- **STATED PROBLEM**
Identify the lines that contain the word "room" and copy each one.

- **RECORDS FOR PROCESSING**
= = = = = = =

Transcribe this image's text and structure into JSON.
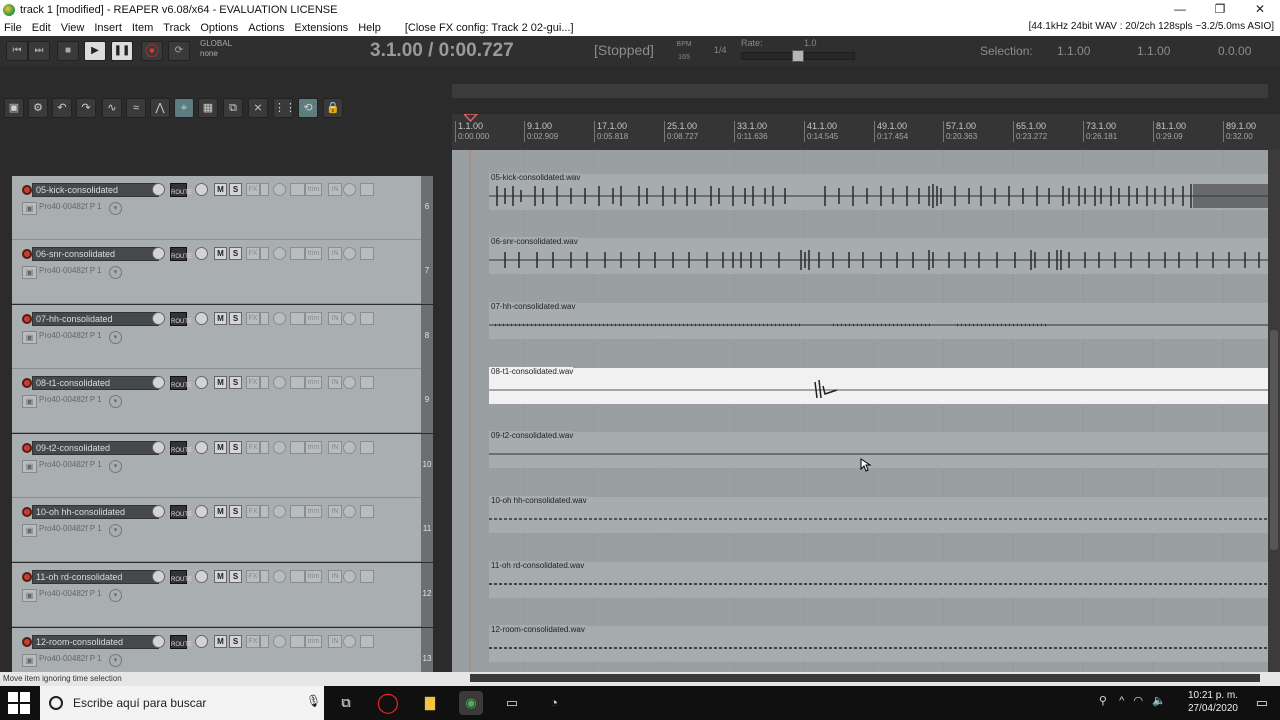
{
  "window": {
    "title": "track 1 [modified] - REAPER v6.08/x64 - EVALUATION LICENSE",
    "min": "—",
    "restore": "❐",
    "close": "✕"
  },
  "menu": {
    "items": [
      "File",
      "Edit",
      "View",
      "Insert",
      "Item",
      "Track",
      "Options",
      "Actions",
      "Extensions",
      "Help"
    ],
    "close_fx": "[Close FX config: Track 2 02-gui...]",
    "info": "[44.1kHz 24bit WAV : 20/2ch 128spls ~3.2/5.0ms ASIO]"
  },
  "transport": {
    "position": "3.1.00 / 0:00.727",
    "status": "[Stopped]",
    "bpm_label": "BPM",
    "bpm_value": "165",
    "time_sig": "1/4",
    "rate_label": "Rate:",
    "rate_value": "1.0",
    "rate_fraction": 0.5,
    "global_label": "GLOBAL",
    "global_value": "none",
    "selection_label": "Selection:",
    "selection_start": "1.1.00",
    "selection_end": "1.1.00",
    "selection_length": "0.0.00"
  },
  "ruler": {
    "ticks": [
      {
        "bar": "1.1.00",
        "time": "0:00.000"
      },
      {
        "bar": "9.1.00",
        "time": "0:02.909"
      },
      {
        "bar": "17.1.00",
        "time": "0:05.818"
      },
      {
        "bar": "25.1.00",
        "time": "0:08.727"
      },
      {
        "bar": "33.1.00",
        "time": "0:11.636"
      },
      {
        "bar": "41.1.00",
        "time": "0:14.545"
      },
      {
        "bar": "49.1.00",
        "time": "0:17.454"
      },
      {
        "bar": "57.1.00",
        "time": "0:20.363"
      },
      {
        "bar": "65.1.00",
        "time": "0:23.272"
      },
      {
        "bar": "73.1.00",
        "time": "0:26.181"
      },
      {
        "bar": "81.1.00",
        "time": "0:29.09"
      },
      {
        "bar": "89.1.00",
        "time": "0:32.00"
      }
    ]
  },
  "tcp": {
    "fx_label": "FX",
    "mute": "M",
    "solo": "S",
    "route": "ROUTE",
    "trim": "trim",
    "in_label": "IN",
    "fx_param": "Pro40-00482f P 1"
  },
  "tracks": [
    {
      "name": "05-kick-consolidated",
      "number": "6",
      "item": "05-kick-consolidated.wav"
    },
    {
      "name": "06-snr-consolidated",
      "number": "7",
      "item": "06-snr-consolidated.wav"
    },
    {
      "name": "07-hh-consolidated",
      "number": "8",
      "item": "07-hh-consolidated.wav"
    },
    {
      "name": "08-t1-consolidated",
      "number": "9",
      "item": "08-t1-consolidated.wav",
      "selected": true
    },
    {
      "name": "09-t2-consolidated",
      "number": "10",
      "item": "09-t2-consolidated.wav"
    },
    {
      "name": "10-oh hh-consolidated",
      "number": "11",
      "item": "10-oh hh-consolidated.wav"
    },
    {
      "name": "11-oh rd-consolidated",
      "number": "12",
      "item": "11-oh rd-consolidated.wav"
    },
    {
      "name": "12-room-consolidated",
      "number": "13",
      "item": "12-room-consolidated.wav"
    }
  ],
  "statusbar": {
    "text": "Move item ignoring time selection"
  },
  "taskbar": {
    "search_placeholder": "Escribe aquí para buscar",
    "time": "10:21 p. m.",
    "date": "27/04/2020"
  },
  "colors": {
    "accent_record": "#c1432f",
    "selected_item": "#f1f1f1",
    "track_bg": "#a9aeb1"
  }
}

= = = = = = =

- **RESULT BELOW**
      "name": "12-room-consolidated",
      "item": "12-room-consolidated.wav"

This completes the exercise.